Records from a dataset
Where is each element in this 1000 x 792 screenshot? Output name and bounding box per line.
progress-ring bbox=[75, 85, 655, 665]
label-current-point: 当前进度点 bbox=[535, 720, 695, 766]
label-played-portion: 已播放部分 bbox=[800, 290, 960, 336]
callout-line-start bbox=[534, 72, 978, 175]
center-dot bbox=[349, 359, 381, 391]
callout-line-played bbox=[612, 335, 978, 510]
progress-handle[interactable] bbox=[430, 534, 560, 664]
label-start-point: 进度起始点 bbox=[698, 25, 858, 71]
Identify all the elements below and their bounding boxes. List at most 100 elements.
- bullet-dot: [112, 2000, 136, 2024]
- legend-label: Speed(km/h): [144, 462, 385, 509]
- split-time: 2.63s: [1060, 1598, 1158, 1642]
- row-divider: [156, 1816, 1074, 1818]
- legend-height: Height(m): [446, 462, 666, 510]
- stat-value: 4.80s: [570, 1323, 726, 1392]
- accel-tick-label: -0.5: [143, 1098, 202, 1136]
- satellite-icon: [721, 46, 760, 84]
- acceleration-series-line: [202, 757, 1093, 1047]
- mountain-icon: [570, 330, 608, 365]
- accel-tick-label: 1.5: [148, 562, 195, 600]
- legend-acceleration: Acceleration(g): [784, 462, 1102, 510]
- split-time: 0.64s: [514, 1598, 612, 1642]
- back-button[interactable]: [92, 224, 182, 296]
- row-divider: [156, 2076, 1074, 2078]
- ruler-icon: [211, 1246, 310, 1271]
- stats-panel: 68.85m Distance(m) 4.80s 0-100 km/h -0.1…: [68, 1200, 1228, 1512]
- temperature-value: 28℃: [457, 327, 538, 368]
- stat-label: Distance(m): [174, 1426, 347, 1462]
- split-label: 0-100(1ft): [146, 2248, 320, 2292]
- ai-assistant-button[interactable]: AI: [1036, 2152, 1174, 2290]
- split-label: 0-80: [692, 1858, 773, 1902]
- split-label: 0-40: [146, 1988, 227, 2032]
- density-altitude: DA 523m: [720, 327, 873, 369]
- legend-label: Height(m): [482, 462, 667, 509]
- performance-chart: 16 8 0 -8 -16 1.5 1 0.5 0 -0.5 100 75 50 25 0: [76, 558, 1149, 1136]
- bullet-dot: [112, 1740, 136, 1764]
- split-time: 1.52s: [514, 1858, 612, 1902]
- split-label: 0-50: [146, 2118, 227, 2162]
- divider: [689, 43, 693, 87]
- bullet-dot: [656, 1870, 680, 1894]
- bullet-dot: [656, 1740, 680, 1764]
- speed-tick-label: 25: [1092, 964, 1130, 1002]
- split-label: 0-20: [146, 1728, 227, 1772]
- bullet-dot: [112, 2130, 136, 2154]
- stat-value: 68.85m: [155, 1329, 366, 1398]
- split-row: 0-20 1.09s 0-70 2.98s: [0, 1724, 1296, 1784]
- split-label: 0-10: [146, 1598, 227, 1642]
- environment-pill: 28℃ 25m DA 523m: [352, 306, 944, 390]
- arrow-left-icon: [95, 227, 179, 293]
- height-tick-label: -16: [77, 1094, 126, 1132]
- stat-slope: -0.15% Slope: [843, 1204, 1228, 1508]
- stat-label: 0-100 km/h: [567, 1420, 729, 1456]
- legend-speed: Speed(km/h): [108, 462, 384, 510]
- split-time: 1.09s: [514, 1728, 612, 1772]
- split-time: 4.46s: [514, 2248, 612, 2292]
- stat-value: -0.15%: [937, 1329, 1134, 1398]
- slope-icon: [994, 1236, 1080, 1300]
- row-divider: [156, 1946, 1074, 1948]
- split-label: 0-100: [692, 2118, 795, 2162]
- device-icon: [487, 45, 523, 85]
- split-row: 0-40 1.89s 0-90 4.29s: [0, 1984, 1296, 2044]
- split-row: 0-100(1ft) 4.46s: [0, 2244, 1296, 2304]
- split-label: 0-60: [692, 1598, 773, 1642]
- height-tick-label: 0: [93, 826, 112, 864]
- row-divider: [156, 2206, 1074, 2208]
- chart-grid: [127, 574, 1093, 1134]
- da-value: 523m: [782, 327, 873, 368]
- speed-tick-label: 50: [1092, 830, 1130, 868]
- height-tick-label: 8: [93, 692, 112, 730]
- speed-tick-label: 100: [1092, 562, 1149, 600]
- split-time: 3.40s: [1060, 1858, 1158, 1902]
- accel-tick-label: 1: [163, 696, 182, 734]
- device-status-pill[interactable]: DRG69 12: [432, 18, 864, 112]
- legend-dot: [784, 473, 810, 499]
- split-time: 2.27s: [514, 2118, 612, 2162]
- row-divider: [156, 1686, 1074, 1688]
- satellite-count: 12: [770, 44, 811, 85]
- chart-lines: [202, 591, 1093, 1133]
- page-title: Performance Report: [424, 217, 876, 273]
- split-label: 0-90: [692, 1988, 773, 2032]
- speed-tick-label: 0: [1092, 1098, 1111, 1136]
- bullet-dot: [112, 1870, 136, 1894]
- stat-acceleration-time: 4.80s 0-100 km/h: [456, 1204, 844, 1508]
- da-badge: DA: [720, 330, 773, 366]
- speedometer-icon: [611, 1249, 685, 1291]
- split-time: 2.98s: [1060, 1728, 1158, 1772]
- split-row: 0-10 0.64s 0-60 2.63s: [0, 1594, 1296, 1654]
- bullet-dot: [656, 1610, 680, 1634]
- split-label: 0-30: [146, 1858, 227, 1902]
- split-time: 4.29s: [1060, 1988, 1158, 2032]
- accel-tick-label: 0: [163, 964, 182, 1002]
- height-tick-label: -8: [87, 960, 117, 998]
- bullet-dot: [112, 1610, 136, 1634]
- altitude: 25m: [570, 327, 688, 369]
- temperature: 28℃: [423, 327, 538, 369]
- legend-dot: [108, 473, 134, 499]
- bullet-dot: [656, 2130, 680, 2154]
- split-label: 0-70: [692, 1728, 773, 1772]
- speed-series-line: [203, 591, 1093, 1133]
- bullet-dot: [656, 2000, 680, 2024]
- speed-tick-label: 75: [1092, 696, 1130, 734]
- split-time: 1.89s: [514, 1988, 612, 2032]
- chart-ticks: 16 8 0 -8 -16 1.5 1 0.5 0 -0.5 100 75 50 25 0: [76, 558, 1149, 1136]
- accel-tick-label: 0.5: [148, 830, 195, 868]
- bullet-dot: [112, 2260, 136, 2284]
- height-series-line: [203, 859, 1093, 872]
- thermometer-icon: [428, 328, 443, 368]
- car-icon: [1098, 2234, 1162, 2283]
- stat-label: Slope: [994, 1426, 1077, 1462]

**Written exercise:**
In the records above, rename every "bullet-dot" to "list-marker" and write them out again, leaving everything else unchanged.

**Result for this task:**
Where is each element in this 1000 x 792 screenshot? Output name and bounding box per line.
progress-ring bbox=[75, 85, 655, 665]
label-current-point: 当前进度点 bbox=[535, 720, 695, 766]
label-played-portion: 已播放部分 bbox=[800, 290, 960, 336]
callout-line-start bbox=[534, 72, 978, 175]
center-dot bbox=[349, 359, 381, 391]
callout-line-played bbox=[612, 335, 978, 510]
progress-handle[interactable] bbox=[430, 534, 560, 664]
label-start-point: 进度起始点 bbox=[698, 25, 858, 71]
Identify all the elements below and their bounding boxes. List at most 100 elements.
- list-marker: [112, 2000, 136, 2024]
- legend-label: Speed(km/h): [144, 462, 385, 509]
- split-time: 2.63s: [1060, 1598, 1158, 1642]
- row-divider: [156, 1816, 1074, 1818]
- legend-height: Height(m): [446, 462, 666, 510]
- stat-value: 4.80s: [570, 1323, 726, 1392]
- accel-tick-label: -0.5: [143, 1098, 202, 1136]
- satellite-icon: [721, 46, 760, 84]
- acceleration-series-line: [202, 757, 1093, 1047]
- mountain-icon: [570, 330, 608, 365]
- accel-tick-label: 1.5: [148, 562, 195, 600]
- legend-acceleration: Acceleration(g): [784, 462, 1102, 510]
- split-time: 0.64s: [514, 1598, 612, 1642]
- back-button[interactable]: [92, 224, 182, 296]
- row-divider: [156, 2076, 1074, 2078]
- ruler-icon: [211, 1246, 310, 1271]
- stats-panel: 68.85m Distance(m) 4.80s 0-100 km/h -0.1…: [68, 1200, 1228, 1512]
- temperature-value: 28℃: [457, 327, 538, 368]
- stat-label: Distance(m): [174, 1426, 347, 1462]
- split-label: 0-100(1ft): [146, 2248, 320, 2292]
- ai-assistant-button[interactable]: AI: [1036, 2152, 1174, 2290]
- split-label: 0-80: [692, 1858, 773, 1902]
- split-label: 0-40: [146, 1988, 227, 2032]
- density-altitude: DA 523m: [720, 327, 873, 369]
- legend-label: Height(m): [482, 462, 667, 509]
- performance-chart: 16 8 0 -8 -16 1.5 1 0.5 0 -0.5 100 75 50 25 0: [76, 558, 1149, 1136]
- list-marker: [112, 1740, 136, 1764]
- split-time: 1.52s: [514, 1858, 612, 1902]
- split-label: 0-50: [146, 2118, 227, 2162]
- divider: [689, 43, 693, 87]
- list-marker: [656, 1870, 680, 1894]
- list-marker: [656, 1740, 680, 1764]
- speed-tick-label: 25: [1092, 964, 1130, 1002]
- split-label: 0-20: [146, 1728, 227, 1772]
- list-marker: [112, 2130, 136, 2154]
- stat-value: 68.85m: [155, 1329, 366, 1398]
- split-row: 0-20 1.09s 0-70 2.98s: [0, 1724, 1296, 1784]
- split-label: 0-10: [146, 1598, 227, 1642]
- environment-pill: 28℃ 25m DA 523m: [352, 306, 944, 390]
- arrow-left-icon: [95, 227, 179, 293]
- height-tick-label: -16: [77, 1094, 126, 1132]
- stat-slope: -0.15% Slope: [843, 1204, 1228, 1508]
- stat-label: 0-100 km/h: [567, 1420, 729, 1456]
- legend-speed: Speed(km/h): [108, 462, 384, 510]
- split-time: 1.09s: [514, 1728, 612, 1772]
- split-time: 4.46s: [514, 2248, 612, 2292]
- stat-value: -0.15%: [937, 1329, 1134, 1398]
- slope-icon: [994, 1236, 1080, 1300]
- row-divider: [156, 1946, 1074, 1948]
- split-label: 0-100: [692, 2118, 795, 2162]
- device-icon: [487, 45, 523, 85]
- split-row: 0-40 1.89s 0-90 4.29s: [0, 1984, 1296, 2044]
- split-row: 0-100(1ft) 4.46s: [0, 2244, 1296, 2304]
- split-label: 0-60: [692, 1598, 773, 1642]
- height-tick-label: 0: [93, 826, 112, 864]
- row-divider: [156, 2206, 1074, 2208]
- chart-grid: [127, 574, 1093, 1134]
- da-value: 523m: [782, 327, 873, 368]
- speed-tick-label: 50: [1092, 830, 1130, 868]
- height-tick-label: 8: [93, 692, 112, 730]
- speed-tick-label: 100: [1092, 562, 1149, 600]
- split-time: 3.40s: [1060, 1858, 1158, 1902]
- accel-tick-label: 1: [163, 696, 182, 734]
- device-status-pill[interactable]: DRG69 12: [432, 18, 864, 112]
- legend-dot: [784, 473, 810, 499]
- split-time: 2.27s: [514, 2118, 612, 2162]
- row-divider: [156, 1686, 1074, 1688]
- satellite-count: 12: [770, 44, 811, 85]
- chart-lines: [202, 591, 1093, 1133]
- page-title: Performance Report: [424, 217, 876, 273]
- split-label: 0-90: [692, 1988, 773, 2032]
- speed-tick-label: 0: [1092, 1098, 1111, 1136]
- list-marker: [112, 1870, 136, 1894]
- stat-acceleration-time: 4.80s 0-100 km/h: [456, 1204, 844, 1508]
- da-badge: DA: [720, 330, 773, 366]
- speedometer-icon: [611, 1249, 685, 1291]
- split-time: 2.98s: [1060, 1728, 1158, 1772]
- split-row: 0-10 0.64s 0-60 2.63s: [0, 1594, 1296, 1654]
- list-marker: [656, 1610, 680, 1634]
- split-label: 0-30: [146, 1858, 227, 1902]
- split-time: 4.29s: [1060, 1988, 1158, 2032]
- accel-tick-label: 0: [163, 964, 182, 1002]
- height-tick-label: -8: [87, 960, 117, 998]
- list-marker: [112, 1610, 136, 1634]
- altitude: 25m: [570, 327, 688, 369]
- temperature: 28℃: [423, 327, 538, 369]
- legend-dot: [108, 473, 134, 499]
- list-marker: [656, 2130, 680, 2154]
- split-label: 0-70: [692, 1728, 773, 1772]
- speed-series-line: [203, 591, 1093, 1133]
- list-marker: [656, 2000, 680, 2024]
- speed-tick-label: 75: [1092, 696, 1130, 734]
- split-time: 1.89s: [514, 1988, 612, 2032]
- chart-ticks: 16 8 0 -8 -16 1.5 1 0.5 0 -0.5 100 75 50 25 0: [76, 558, 1149, 1136]
- accel-tick-label: 0.5: [148, 830, 195, 868]
- list-marker: [112, 2260, 136, 2284]
- height-series-line: [203, 859, 1093, 872]
- thermometer-icon: [428, 328, 443, 368]
- car-icon: [1098, 2234, 1162, 2283]
- stat-label: Slope: [994, 1426, 1077, 1462]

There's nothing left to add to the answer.